-------- Supplied records --------
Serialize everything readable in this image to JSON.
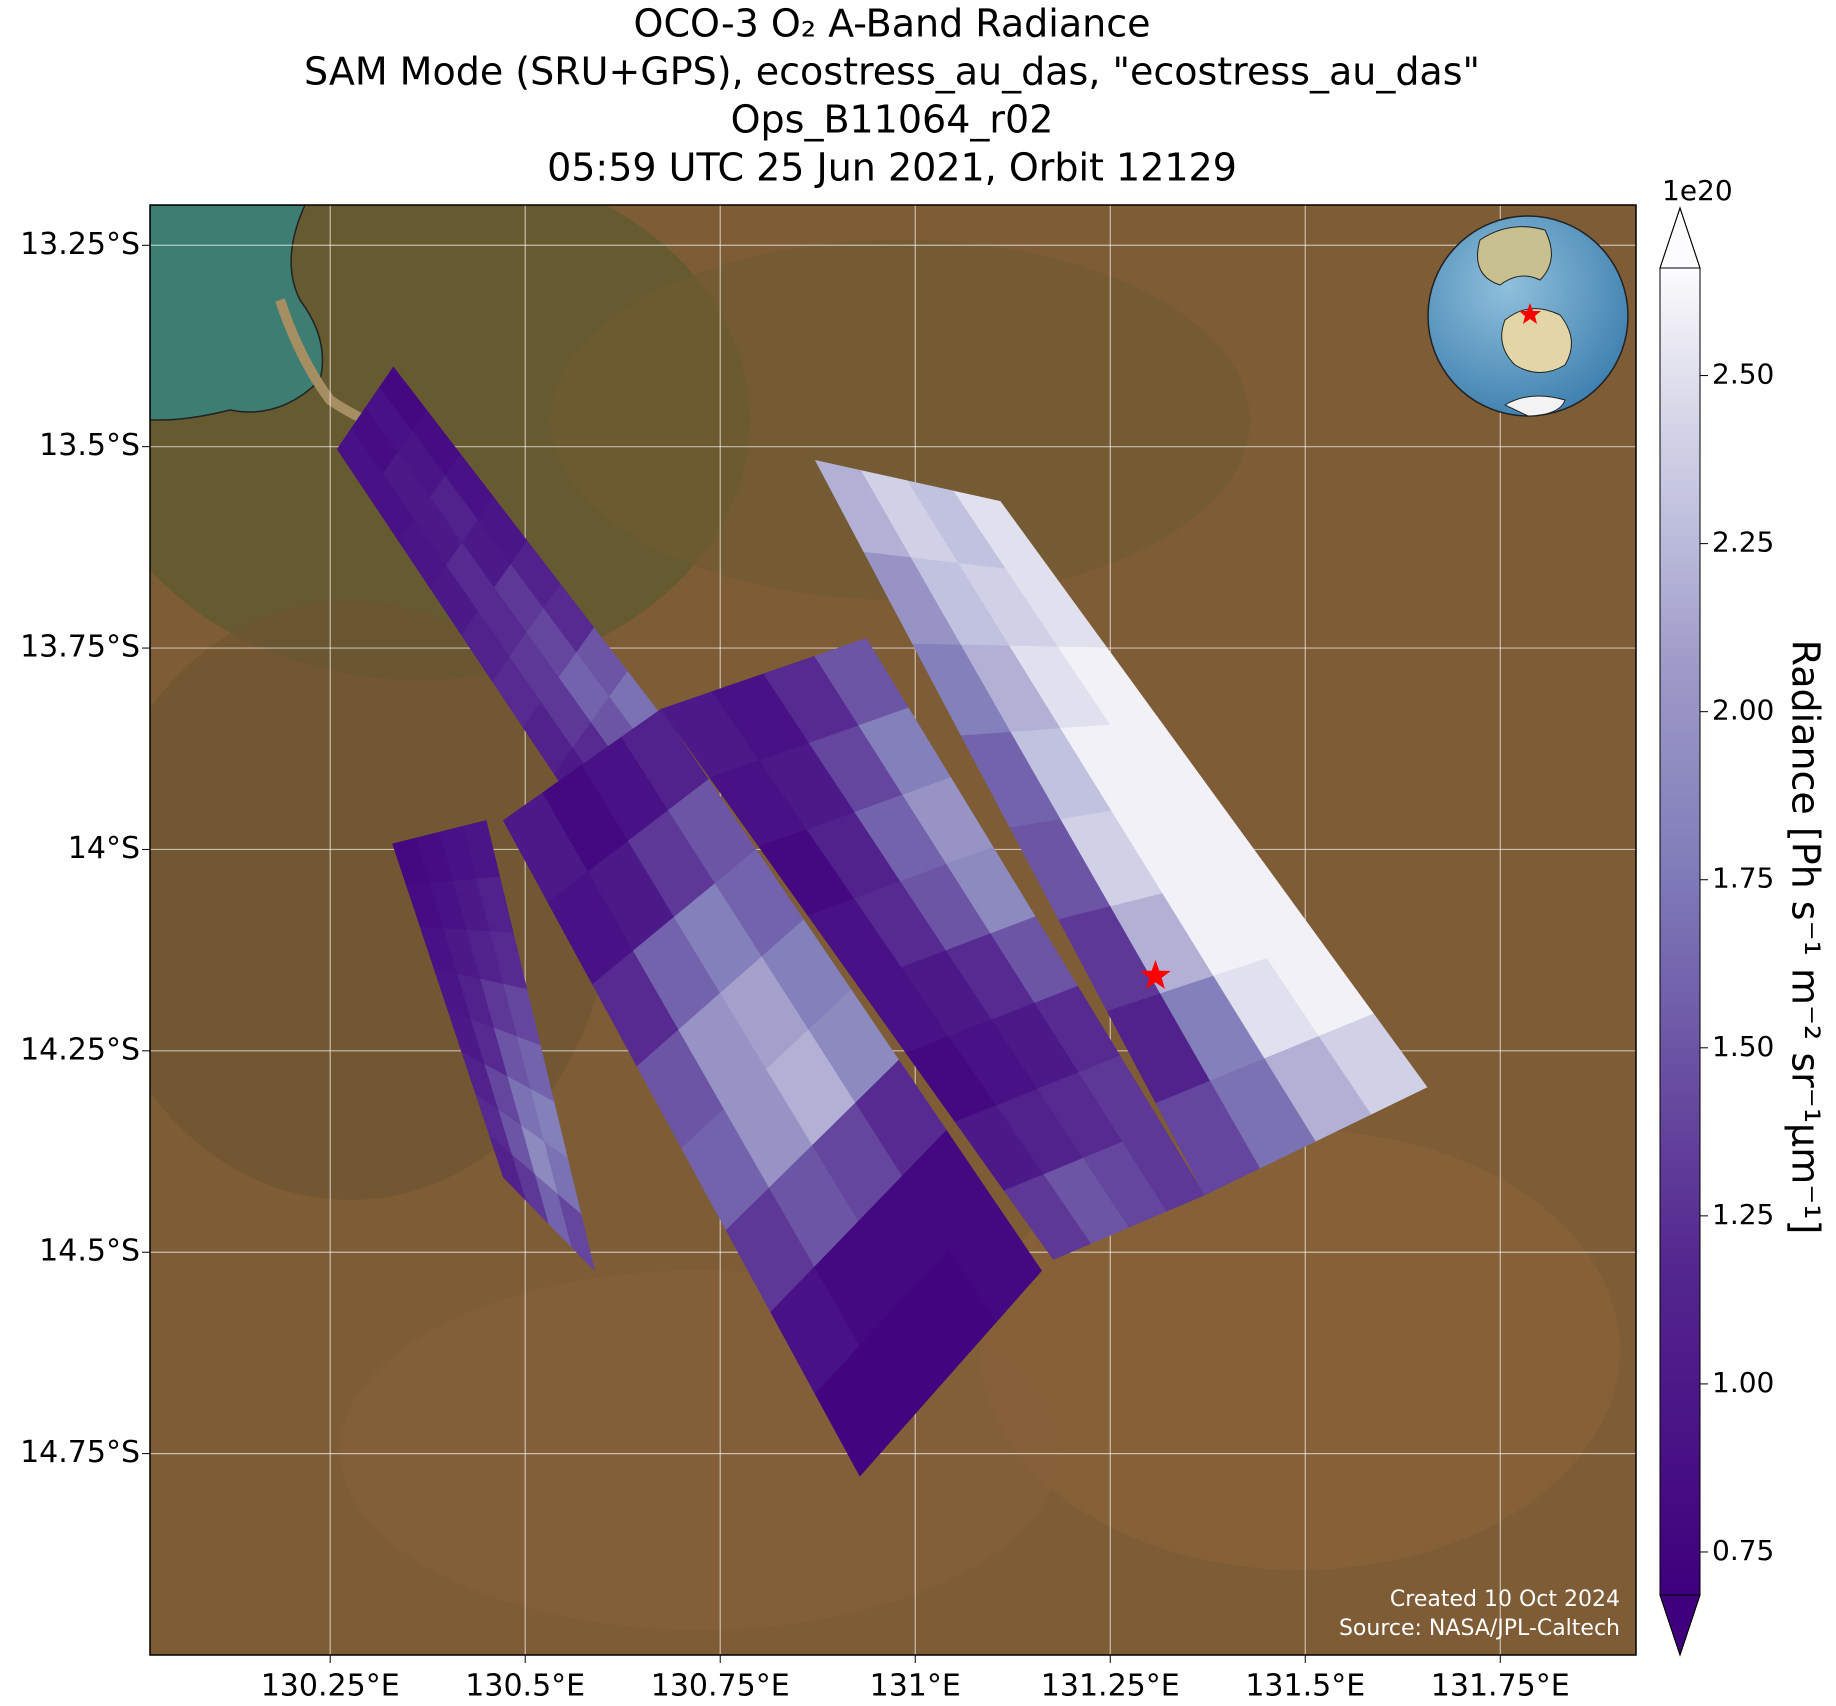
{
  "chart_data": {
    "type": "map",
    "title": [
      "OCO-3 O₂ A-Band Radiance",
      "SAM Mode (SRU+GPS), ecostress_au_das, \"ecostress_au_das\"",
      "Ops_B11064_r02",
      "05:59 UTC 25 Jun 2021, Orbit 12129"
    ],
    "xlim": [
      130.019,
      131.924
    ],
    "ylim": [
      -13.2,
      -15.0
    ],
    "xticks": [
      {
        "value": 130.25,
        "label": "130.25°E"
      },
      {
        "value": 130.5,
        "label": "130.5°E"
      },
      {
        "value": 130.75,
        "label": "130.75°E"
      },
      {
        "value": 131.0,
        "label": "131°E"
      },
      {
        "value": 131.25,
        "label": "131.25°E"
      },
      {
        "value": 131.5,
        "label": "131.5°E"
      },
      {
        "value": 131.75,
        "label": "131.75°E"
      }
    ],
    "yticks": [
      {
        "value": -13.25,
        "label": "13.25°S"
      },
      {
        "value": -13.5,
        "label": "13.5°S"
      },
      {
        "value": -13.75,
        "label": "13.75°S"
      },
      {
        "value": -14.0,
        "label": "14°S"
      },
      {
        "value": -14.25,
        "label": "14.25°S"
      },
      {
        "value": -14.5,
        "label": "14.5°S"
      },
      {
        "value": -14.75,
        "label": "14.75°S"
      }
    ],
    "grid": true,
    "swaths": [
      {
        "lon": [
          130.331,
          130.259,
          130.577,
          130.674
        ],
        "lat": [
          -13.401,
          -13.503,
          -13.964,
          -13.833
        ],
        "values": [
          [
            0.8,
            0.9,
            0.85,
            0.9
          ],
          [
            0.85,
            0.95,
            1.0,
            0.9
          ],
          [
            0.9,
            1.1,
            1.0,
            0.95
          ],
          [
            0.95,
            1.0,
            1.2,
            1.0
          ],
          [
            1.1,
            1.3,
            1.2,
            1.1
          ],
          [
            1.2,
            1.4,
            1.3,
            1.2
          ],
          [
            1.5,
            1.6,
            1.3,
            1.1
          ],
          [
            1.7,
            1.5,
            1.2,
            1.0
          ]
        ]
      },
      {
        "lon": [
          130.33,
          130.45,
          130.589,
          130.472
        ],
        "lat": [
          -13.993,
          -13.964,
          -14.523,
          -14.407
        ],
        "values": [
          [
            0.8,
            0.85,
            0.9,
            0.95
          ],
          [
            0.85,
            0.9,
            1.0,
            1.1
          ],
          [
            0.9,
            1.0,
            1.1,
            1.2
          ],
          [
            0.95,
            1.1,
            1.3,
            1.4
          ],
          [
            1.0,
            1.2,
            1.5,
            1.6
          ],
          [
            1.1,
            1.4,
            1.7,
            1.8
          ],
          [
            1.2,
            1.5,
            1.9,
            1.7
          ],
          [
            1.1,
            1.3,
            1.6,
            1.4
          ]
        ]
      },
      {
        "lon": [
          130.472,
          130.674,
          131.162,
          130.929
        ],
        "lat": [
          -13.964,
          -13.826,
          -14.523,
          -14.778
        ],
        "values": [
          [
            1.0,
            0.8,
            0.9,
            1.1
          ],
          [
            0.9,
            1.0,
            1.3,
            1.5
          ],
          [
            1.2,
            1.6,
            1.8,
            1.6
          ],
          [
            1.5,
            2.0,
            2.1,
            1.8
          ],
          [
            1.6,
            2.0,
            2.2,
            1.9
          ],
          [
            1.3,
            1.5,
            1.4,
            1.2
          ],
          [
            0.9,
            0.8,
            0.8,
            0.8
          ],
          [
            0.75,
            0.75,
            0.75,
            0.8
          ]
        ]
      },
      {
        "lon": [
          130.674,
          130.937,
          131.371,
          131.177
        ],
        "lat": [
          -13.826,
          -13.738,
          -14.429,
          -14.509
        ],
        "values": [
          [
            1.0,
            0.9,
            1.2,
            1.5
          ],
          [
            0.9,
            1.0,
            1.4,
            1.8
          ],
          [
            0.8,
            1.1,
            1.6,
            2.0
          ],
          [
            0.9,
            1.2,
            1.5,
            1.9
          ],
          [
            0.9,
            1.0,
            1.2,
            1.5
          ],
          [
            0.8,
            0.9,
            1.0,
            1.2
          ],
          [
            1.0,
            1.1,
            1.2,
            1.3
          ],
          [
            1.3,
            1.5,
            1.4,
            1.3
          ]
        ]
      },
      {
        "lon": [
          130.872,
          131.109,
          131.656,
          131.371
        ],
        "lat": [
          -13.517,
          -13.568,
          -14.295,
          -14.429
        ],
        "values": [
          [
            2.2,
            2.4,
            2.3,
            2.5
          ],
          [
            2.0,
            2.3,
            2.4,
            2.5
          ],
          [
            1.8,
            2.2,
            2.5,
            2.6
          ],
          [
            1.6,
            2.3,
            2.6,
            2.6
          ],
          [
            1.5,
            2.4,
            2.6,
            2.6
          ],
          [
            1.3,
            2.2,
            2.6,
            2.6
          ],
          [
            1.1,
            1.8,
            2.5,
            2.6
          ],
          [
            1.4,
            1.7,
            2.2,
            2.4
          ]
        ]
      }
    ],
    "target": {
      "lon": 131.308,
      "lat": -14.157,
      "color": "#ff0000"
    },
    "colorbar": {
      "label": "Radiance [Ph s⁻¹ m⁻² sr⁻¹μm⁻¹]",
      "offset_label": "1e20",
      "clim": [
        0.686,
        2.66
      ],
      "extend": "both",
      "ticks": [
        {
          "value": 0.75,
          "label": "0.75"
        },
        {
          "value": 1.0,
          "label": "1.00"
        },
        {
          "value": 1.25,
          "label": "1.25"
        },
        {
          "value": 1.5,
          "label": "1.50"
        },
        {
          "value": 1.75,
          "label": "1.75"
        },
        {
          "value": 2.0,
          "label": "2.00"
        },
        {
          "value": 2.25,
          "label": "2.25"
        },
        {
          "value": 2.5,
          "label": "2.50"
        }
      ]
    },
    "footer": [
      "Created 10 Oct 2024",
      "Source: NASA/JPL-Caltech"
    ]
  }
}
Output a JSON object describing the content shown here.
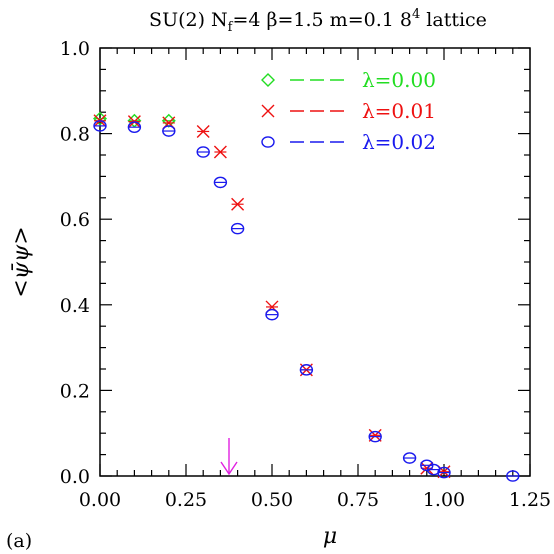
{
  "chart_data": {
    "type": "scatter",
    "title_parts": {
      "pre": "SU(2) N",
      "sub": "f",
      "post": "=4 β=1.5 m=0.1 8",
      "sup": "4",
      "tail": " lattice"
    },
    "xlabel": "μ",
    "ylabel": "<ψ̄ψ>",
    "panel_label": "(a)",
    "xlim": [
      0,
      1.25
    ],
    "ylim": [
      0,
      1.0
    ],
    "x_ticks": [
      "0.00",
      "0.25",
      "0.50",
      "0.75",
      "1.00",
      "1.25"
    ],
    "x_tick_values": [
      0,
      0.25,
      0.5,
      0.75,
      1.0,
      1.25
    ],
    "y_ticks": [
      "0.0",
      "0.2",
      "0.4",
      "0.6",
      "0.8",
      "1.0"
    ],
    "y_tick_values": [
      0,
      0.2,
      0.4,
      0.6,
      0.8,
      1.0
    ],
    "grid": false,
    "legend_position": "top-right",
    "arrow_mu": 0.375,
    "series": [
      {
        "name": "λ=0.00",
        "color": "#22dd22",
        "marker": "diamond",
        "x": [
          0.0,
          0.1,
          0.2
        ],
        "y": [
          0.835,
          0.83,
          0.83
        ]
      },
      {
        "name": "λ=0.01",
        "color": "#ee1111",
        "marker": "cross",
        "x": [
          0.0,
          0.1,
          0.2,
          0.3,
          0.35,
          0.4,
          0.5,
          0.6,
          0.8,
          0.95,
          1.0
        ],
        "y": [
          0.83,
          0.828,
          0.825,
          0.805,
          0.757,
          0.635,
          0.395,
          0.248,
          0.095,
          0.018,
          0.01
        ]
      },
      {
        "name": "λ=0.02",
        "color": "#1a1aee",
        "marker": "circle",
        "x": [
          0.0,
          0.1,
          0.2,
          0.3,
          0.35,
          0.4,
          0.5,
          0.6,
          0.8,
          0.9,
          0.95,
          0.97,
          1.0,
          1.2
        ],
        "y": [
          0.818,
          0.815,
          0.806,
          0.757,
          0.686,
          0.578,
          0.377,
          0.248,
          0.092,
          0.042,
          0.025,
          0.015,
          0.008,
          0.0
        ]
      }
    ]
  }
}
--------
Short exercise: Say how many lines in the entries contain the string "marker", and say nothing else.

Solution to this problem: 3